- **Your objective**:
For every line in the records that has the word "不会学习的人", make a copy.

━━━ Records shown

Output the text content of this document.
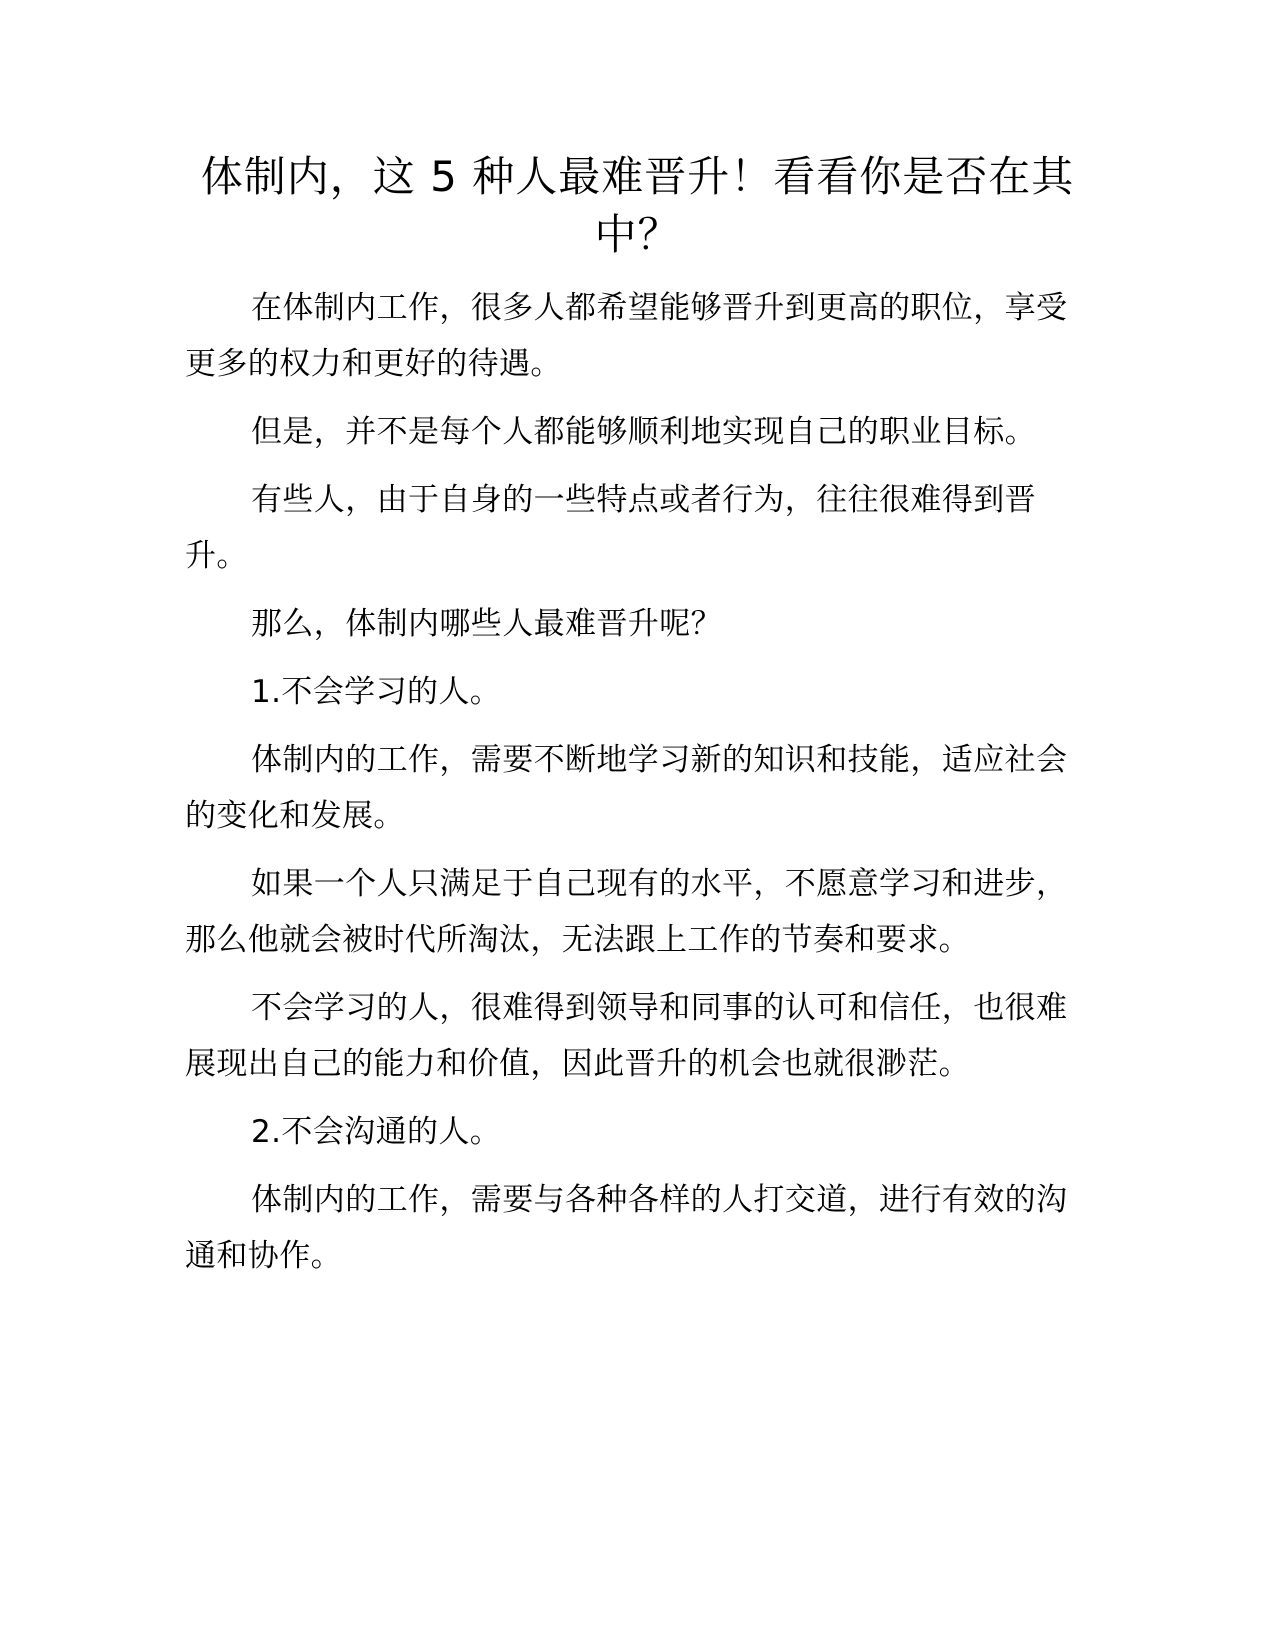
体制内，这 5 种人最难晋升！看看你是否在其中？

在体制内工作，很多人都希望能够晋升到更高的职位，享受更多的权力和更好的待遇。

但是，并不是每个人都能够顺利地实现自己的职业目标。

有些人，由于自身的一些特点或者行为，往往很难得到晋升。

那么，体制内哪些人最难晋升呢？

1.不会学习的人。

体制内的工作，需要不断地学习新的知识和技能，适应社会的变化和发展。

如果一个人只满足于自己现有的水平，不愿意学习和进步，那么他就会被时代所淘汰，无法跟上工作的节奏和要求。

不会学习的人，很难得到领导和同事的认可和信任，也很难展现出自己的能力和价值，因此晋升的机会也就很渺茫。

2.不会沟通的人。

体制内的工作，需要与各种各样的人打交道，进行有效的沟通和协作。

━━━━━━
━━━ Records shown

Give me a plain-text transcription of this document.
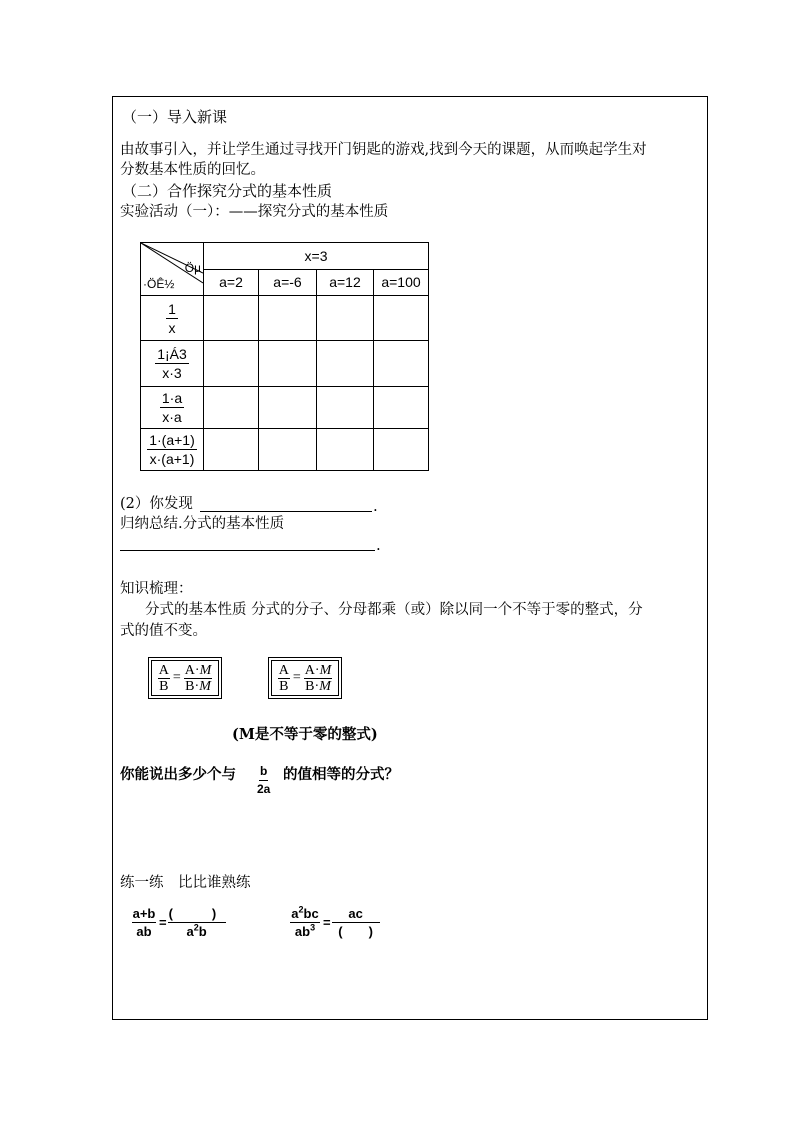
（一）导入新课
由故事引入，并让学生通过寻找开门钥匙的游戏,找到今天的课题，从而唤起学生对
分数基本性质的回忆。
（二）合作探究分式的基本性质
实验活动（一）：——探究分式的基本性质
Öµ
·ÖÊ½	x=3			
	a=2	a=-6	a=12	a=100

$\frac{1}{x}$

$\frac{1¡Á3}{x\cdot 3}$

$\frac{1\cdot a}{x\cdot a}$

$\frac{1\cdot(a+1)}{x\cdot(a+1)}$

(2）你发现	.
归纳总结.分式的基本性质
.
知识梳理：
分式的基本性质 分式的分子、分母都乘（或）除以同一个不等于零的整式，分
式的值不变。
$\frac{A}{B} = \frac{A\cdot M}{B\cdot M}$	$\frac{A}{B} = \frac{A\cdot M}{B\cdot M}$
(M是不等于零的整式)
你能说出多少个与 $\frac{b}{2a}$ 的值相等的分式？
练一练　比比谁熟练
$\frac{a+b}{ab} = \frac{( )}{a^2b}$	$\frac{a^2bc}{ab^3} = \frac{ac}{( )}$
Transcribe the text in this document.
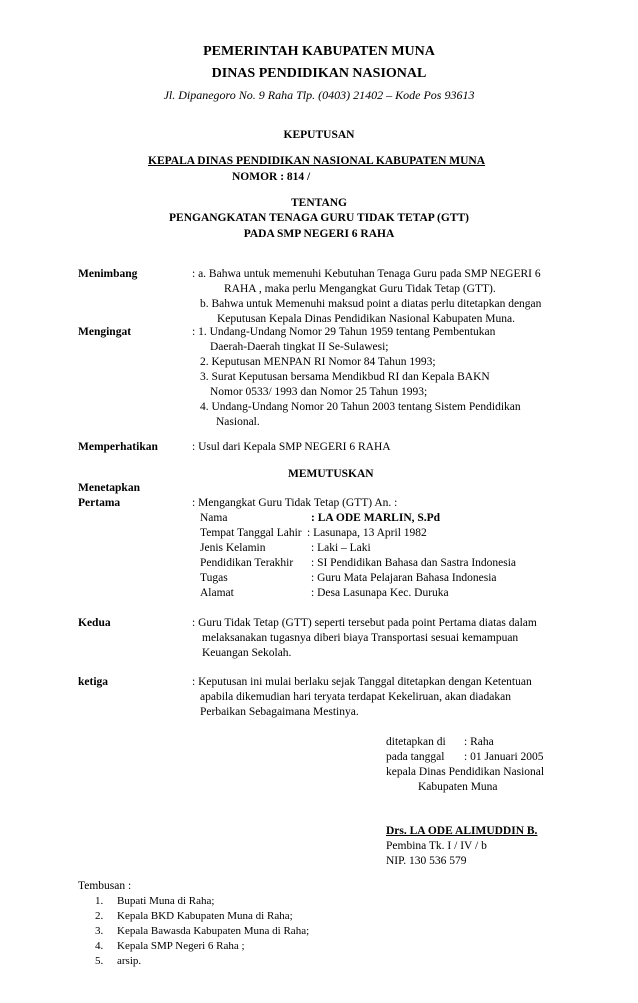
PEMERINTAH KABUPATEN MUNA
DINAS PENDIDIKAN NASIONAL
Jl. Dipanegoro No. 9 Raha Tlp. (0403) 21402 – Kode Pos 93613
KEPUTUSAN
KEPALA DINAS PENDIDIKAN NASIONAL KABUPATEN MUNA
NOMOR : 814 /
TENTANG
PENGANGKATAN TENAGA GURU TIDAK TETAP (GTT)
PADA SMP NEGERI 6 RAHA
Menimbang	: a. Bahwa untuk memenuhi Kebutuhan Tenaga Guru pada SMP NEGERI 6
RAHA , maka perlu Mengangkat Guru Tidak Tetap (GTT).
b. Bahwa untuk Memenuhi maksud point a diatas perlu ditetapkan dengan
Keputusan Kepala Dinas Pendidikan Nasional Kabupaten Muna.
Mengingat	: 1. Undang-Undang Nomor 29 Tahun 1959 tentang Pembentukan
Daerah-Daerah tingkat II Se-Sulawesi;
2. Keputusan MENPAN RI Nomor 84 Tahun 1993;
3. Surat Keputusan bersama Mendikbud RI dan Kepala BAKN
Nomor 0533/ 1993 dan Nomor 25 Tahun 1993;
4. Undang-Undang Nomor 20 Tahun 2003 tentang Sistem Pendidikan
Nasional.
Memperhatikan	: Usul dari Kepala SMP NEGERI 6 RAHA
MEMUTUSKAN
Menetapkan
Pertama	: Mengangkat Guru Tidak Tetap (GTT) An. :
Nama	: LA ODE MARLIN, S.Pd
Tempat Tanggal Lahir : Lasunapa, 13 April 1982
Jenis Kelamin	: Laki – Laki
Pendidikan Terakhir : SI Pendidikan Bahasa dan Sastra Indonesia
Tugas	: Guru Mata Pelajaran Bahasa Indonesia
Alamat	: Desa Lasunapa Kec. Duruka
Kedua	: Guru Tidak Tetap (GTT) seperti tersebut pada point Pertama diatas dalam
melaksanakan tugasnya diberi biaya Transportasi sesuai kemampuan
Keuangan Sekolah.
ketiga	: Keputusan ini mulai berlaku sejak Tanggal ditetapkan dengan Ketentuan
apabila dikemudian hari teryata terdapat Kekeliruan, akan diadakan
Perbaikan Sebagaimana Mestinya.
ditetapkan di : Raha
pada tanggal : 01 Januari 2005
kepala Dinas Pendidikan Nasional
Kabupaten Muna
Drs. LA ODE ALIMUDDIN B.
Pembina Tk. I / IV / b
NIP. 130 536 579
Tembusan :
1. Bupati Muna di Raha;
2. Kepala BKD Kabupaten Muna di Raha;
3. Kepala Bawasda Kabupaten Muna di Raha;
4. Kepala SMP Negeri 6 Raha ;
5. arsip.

━━━━━━

- **Exercise solution**:
1.不会学习的人。
不会学习的人，很难得到领导和同事的认可和信任，也很难展现出自己的能力和价值，因此晋升的机会也就很渺茫。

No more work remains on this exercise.